** Begin Available records **

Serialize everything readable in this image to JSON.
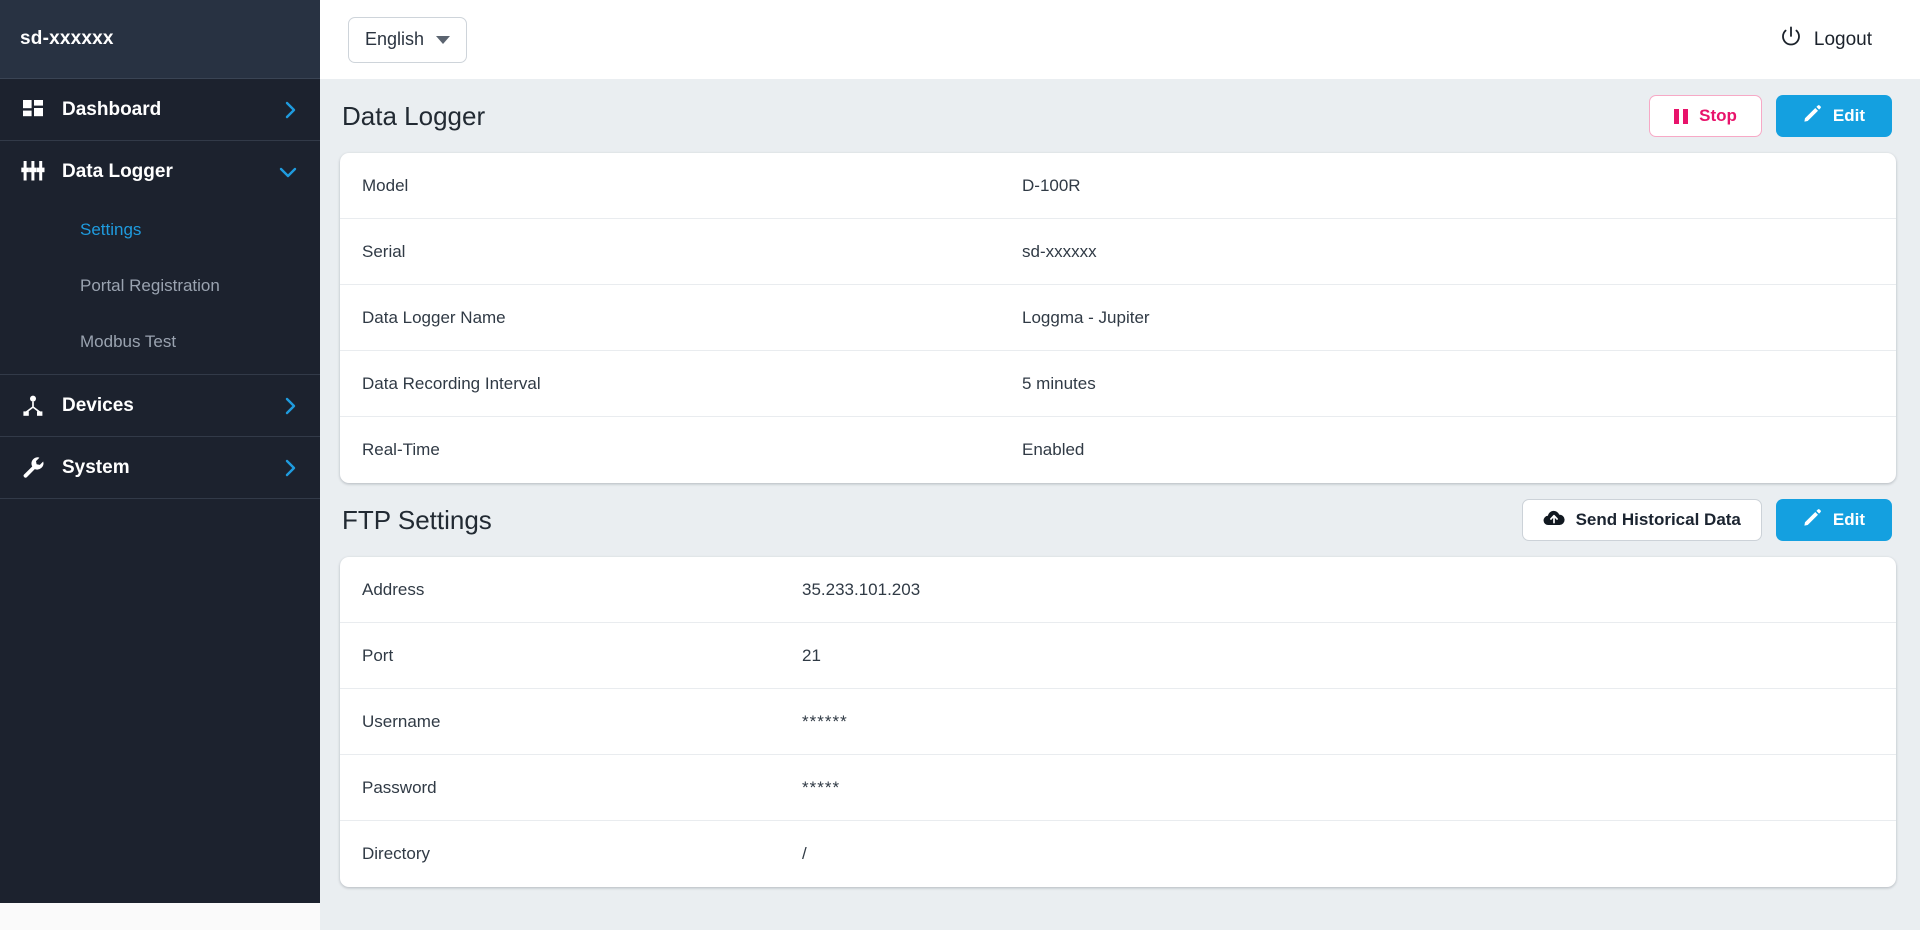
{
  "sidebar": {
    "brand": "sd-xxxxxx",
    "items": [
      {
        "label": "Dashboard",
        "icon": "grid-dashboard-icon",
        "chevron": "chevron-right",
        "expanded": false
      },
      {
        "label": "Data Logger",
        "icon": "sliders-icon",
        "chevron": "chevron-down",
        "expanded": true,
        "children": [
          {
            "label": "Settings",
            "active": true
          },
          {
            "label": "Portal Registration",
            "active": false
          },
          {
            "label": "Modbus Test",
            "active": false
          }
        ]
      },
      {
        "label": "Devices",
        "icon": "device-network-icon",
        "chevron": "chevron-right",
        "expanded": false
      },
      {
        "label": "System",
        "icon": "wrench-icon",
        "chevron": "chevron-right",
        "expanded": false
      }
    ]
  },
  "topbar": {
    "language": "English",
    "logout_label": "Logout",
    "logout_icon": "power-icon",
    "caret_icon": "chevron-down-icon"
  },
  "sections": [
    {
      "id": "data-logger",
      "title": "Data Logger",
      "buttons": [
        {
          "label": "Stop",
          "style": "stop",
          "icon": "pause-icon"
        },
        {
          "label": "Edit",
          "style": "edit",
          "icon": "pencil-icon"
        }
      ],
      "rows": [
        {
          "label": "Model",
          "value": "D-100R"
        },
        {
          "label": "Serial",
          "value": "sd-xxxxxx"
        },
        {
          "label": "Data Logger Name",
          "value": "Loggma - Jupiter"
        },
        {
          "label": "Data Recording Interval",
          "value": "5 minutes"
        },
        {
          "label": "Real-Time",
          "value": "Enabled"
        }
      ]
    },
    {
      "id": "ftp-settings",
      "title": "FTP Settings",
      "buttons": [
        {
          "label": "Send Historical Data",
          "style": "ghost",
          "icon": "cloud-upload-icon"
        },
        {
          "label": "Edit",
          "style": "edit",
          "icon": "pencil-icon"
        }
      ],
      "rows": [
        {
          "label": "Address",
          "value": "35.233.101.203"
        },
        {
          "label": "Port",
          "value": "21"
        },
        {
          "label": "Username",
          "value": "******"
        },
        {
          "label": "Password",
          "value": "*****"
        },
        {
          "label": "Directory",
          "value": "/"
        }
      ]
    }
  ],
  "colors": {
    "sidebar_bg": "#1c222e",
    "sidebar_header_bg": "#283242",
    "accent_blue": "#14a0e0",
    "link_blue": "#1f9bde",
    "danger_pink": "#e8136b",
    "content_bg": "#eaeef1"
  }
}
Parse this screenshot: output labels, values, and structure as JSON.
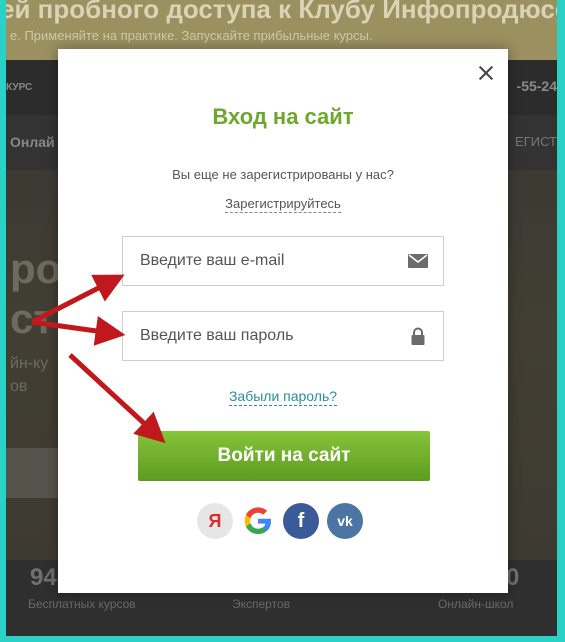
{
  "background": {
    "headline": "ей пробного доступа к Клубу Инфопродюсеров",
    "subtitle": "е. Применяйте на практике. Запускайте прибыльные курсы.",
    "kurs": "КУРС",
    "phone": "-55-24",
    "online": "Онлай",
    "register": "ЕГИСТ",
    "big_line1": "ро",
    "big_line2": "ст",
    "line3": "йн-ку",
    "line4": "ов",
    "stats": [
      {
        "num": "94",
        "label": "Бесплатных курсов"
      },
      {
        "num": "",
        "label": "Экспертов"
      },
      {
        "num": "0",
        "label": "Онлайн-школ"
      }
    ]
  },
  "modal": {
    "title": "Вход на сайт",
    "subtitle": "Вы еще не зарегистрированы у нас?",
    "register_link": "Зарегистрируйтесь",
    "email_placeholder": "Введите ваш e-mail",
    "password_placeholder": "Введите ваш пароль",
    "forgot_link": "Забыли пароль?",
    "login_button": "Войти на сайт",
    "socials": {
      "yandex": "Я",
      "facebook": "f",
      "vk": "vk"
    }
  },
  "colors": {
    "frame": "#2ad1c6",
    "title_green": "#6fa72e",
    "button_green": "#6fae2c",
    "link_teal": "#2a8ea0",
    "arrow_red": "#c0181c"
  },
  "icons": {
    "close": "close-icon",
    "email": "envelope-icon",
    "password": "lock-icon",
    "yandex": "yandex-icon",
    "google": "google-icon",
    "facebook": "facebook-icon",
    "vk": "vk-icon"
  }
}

** End Available records **

> _What you have to do_: Make a tally of the lines in this data that include the string "пароль", and answer with that tally alone.

> _Written reply_: 2